ITEMS:
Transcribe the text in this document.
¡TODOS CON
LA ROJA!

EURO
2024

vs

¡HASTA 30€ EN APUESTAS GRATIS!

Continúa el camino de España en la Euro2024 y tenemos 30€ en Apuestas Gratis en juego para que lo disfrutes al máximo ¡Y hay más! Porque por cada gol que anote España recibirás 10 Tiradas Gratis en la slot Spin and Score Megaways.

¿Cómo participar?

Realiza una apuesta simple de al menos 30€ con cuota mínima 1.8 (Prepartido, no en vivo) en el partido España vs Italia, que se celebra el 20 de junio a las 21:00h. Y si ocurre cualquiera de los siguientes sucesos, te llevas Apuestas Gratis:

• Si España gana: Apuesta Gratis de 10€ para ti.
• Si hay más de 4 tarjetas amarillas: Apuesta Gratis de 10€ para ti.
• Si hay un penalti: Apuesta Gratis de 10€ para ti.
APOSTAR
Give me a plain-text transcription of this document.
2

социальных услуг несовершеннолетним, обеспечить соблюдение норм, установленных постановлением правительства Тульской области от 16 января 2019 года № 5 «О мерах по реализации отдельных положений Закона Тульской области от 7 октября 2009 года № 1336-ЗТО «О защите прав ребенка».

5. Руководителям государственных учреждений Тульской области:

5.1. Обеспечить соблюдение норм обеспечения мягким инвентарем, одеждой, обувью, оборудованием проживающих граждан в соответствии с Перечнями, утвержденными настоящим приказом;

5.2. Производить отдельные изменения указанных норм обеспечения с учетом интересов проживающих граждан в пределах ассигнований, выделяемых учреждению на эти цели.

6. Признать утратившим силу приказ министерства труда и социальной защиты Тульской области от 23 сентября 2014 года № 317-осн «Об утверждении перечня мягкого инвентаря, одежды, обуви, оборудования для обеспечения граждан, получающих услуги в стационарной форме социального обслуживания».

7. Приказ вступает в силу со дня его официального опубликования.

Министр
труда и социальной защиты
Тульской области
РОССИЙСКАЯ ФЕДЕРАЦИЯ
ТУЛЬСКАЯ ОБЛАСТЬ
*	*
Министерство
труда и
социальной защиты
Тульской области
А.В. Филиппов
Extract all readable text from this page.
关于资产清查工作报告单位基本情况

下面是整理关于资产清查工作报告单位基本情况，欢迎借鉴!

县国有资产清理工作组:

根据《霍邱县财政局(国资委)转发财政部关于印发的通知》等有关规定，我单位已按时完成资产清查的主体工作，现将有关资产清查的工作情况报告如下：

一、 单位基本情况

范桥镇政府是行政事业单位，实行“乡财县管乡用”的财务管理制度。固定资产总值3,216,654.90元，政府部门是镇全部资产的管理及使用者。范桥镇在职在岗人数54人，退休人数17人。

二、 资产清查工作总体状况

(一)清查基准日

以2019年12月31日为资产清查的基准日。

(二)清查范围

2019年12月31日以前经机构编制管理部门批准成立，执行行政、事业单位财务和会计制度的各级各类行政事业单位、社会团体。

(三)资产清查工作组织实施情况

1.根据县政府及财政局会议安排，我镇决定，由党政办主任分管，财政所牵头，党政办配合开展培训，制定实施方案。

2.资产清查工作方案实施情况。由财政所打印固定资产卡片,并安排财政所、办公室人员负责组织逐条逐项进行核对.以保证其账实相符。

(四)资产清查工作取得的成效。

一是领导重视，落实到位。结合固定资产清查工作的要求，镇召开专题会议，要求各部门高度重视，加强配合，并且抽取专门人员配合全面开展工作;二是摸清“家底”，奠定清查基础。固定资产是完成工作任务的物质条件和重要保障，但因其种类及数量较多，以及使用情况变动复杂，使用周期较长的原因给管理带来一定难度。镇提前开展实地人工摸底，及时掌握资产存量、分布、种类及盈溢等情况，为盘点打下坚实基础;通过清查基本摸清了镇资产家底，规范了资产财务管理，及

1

SHORT EXERCISE: Gather each line in the entries above where the string "обеспечения" is found.

TASK ANSWER:
5.1. Обеспечить соблюдение норм обеспечения мягким инвентарем, одеждой, обувью, оборудованием проживающих граждан в соответствии с Перечнями, утвержденными настоящим приказом;
5.2. Производить отдельные изменения указанных норм обеспечения с учетом интересов проживающих граждан в пределах ассигнований, выделяемых учреждению на эти цели.
6. Признать утратившим силу приказ министерства труда и социальной защиты Тульской области от 23 сентября 2014 года № 317-осн «Об утверждении перечня мягкого инвентаря, одежды, обуви, оборудования для обеспечения граждан, получающих услуги в стационарной форме социального обслуживания».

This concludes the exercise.